BEGIN THE DATA
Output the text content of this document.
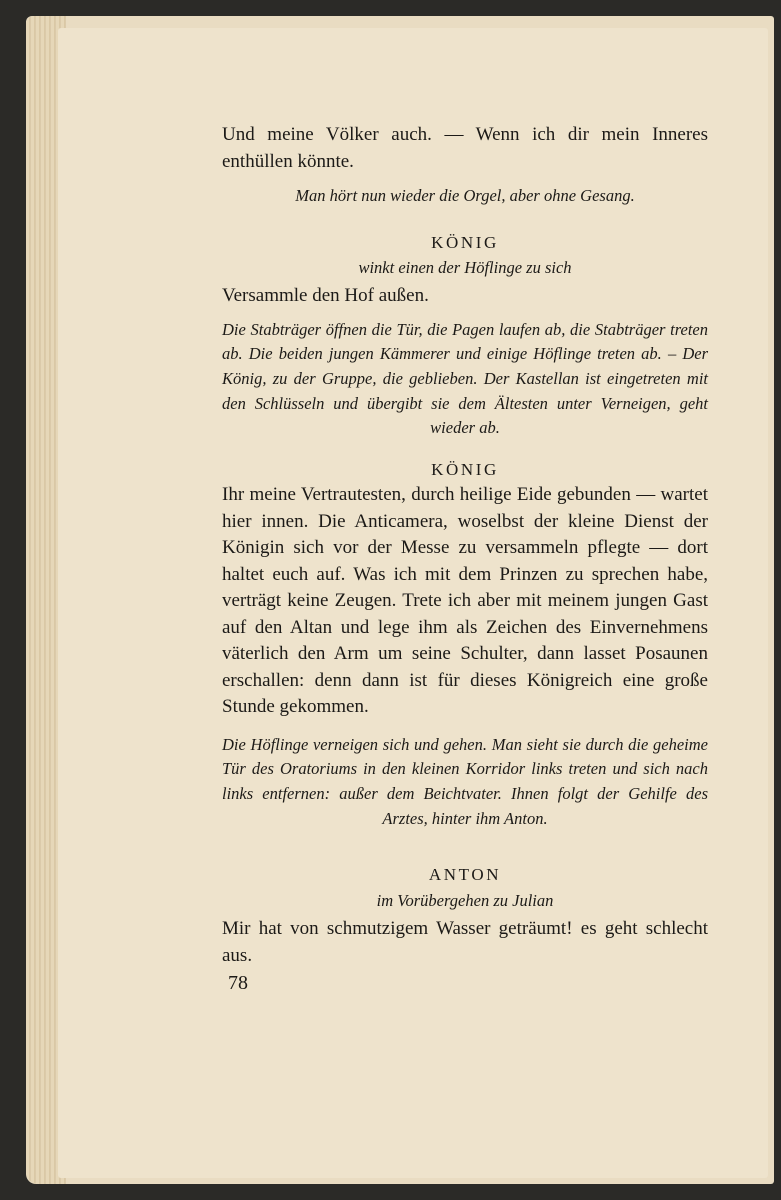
Und meine Völker auch. — Wenn ich dir mein Inneres enthüllen könnte.

Man hört nun wieder die Orgel, aber ohne Gesang.

KÖNIG

winkt einen der Höflinge zu sich

Versammle den Hof außen.

Die Stabträger öffnen die Tür, die Pagen laufen ab, die Stabträger treten ab. Die beiden jungen Kämmerer und einige Höflinge treten ab. – Der König, zu der Gruppe, die geblieben. Der Kastellan ist eingetreten mit den Schlüsseln und übergibt sie dem Ältesten unter Verneigen, geht wieder ab.

KÖNIG

Ihr meine Vertrautesten, durch heilige Eide gebunden — wartet hier innen. Die Anticamera, woselbst der kleine Dienst der Königin sich vor der Messe zu versammeln pflegte — dort haltet euch auf. Was ich mit dem Prinzen zu sprechen habe, verträgt keine Zeugen. Trete ich aber mit meinem jungen Gast auf den Altan und lege ihm als Zeichen des Einvernehmens väterlich den Arm um seine Schulter, dann lasset Posaunen erschallen: denn dann ist für dieses Königreich eine große Stunde gekommen.

Die Höflinge verneigen sich und gehen. Man sieht sie durch die geheime Tür des Oratoriums in den kleinen Korridor links treten und sich nach links entfernen: außer dem Beichtvater. Ihnen folgt der Gehilfe des Arztes, hinter ihm Anton.

ANTON

im Vorübergehen zu Julian

Mir hat von schmutzigem Wasser geträumt! es geht schlecht aus.

78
END THE DATA
PROBLEM REQUIREMENTS >>
Repeat the material above in full and exactly, omitting the pictures.

WRITTEN ANSWER >>
Output the text content of this document.
Und meine Völker auch. — Wenn ich dir mein Inneres enthüllen könnte.

Man hört nun wieder die Orgel, aber ohne Gesang.

KÖNIG

winkt einen der Höflinge zu sich

Versammle den Hof außen.

Die Stabträger öffnen die Tür, die Pagen laufen ab, die Stabträger treten ab. Die beiden jungen Kämmerer und einige Höflinge treten ab. – Der König, zu der Gruppe, die geblieben. Der Kastellan ist eingetreten mit den Schlüsseln und übergibt sie dem Ältesten unter Verneigen, geht wieder ab.

KÖNIG

Ihr meine Vertrautesten, durch heilige Eide gebunden — wartet hier innen. Die Anticamera, woselbst der kleine Dienst der Königin sich vor der Messe zu versammeln pflegte — dort haltet euch auf. Was ich mit dem Prinzen zu sprechen habe, verträgt keine Zeugen. Trete ich aber mit meinem jungen Gast auf den Altan und lege ihm als Zeichen des Einvernehmens väterlich den Arm um seine Schulter, dann lasset Posaunen erschallen: denn dann ist für dieses Königreich eine große Stunde gekommen.

Die Höflinge verneigen sich und gehen. Man sieht sie durch die geheime Tür des Oratoriums in den kleinen Korridor links treten und sich nach links entfernen: außer dem Beichtvater. Ihnen folgt der Gehilfe des Arztes, hinter ihm Anton.

ANTON

im Vorübergehen zu Julian

Mir hat von schmutzigem Wasser geträumt! es geht schlecht aus.

78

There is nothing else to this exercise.